Pull out every line in the data below that contains the string "type", and copy each one in full. Case counts when matching.

Material for this task:
================

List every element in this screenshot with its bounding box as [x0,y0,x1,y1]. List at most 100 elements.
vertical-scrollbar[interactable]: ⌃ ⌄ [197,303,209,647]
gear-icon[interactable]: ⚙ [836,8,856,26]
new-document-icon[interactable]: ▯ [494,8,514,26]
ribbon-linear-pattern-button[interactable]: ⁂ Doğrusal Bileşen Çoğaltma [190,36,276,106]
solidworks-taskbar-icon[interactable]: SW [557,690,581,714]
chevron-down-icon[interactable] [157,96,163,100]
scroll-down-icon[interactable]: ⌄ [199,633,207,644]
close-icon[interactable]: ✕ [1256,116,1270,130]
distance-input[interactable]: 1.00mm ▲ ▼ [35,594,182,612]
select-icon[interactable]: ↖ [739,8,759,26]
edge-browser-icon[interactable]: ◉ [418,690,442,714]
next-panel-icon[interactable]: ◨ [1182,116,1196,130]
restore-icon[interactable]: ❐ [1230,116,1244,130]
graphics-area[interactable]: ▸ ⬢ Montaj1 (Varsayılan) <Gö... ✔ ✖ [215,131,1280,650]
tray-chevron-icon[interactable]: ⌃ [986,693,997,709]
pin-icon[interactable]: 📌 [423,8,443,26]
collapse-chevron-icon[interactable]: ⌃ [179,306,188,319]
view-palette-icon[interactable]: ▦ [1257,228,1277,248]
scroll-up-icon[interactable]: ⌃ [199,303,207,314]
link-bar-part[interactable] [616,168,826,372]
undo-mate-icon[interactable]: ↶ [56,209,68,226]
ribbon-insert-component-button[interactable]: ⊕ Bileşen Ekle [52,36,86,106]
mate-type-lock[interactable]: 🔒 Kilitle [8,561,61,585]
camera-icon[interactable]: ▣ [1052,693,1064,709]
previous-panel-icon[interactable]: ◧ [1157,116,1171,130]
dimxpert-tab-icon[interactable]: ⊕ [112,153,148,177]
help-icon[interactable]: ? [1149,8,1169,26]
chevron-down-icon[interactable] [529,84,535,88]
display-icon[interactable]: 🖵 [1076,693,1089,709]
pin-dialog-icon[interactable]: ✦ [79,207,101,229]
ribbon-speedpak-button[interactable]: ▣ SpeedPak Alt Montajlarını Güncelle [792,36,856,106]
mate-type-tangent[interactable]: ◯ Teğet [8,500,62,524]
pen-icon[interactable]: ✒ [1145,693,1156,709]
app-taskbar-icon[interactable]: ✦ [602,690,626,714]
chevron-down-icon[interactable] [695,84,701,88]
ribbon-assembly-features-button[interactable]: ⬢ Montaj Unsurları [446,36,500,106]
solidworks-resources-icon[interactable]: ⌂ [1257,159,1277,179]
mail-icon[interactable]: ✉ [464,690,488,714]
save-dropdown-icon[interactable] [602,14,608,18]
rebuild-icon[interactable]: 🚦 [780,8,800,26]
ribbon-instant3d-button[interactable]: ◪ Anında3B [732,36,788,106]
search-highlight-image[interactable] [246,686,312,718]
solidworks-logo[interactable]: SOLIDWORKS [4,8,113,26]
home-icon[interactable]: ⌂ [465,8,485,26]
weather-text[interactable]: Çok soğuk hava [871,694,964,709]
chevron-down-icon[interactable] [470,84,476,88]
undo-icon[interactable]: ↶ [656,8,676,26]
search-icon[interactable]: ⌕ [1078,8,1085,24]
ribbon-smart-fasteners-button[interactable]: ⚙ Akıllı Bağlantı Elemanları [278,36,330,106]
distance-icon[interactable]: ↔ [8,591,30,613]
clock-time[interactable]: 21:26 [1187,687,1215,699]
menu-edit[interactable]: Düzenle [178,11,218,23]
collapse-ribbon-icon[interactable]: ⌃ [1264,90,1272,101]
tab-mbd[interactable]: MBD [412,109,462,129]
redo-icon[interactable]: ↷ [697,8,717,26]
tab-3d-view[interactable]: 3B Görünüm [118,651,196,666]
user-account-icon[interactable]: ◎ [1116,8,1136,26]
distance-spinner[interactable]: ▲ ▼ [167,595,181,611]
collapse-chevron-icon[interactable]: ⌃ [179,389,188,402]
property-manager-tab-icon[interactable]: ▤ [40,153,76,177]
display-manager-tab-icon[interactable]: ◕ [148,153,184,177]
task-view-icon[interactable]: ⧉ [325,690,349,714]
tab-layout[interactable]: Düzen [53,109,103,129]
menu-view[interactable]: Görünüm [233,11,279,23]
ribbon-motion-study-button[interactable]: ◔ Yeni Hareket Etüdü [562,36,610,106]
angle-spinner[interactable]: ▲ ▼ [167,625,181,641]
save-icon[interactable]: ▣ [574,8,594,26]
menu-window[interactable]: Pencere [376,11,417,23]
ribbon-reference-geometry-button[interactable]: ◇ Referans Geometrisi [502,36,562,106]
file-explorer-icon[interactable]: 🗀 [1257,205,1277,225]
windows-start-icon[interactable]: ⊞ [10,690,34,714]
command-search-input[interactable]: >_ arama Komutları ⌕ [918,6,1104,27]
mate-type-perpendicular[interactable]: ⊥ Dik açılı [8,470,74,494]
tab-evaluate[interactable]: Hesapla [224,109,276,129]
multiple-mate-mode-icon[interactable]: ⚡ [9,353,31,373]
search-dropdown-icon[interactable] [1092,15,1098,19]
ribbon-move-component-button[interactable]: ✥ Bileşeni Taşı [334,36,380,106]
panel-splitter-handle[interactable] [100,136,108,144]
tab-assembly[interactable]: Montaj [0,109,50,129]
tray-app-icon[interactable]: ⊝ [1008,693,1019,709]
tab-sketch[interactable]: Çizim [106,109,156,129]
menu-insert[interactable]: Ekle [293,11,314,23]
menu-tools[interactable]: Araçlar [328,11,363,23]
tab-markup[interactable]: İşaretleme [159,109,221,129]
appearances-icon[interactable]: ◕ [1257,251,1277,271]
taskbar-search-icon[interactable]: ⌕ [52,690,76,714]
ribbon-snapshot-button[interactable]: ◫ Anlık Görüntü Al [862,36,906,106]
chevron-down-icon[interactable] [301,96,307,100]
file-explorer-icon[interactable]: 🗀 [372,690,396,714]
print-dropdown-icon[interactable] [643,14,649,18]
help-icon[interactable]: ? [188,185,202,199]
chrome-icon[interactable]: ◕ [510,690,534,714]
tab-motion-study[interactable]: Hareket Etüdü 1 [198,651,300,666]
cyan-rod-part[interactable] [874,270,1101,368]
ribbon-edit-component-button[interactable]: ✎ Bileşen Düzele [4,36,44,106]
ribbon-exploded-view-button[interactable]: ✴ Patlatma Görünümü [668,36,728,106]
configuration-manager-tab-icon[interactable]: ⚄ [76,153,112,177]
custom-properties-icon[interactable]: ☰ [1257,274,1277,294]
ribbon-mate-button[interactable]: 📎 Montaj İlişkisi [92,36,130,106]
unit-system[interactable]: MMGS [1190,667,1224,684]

================

Output for this task:
mate-type-lock[interactable]: 🔒 Kilitle [8,561,61,585]
mate-type-tangent[interactable]: ◯ Teğet [8,500,62,524]
mate-type-perpendicular[interactable]: ⊥ Dik açılı [8,470,74,494]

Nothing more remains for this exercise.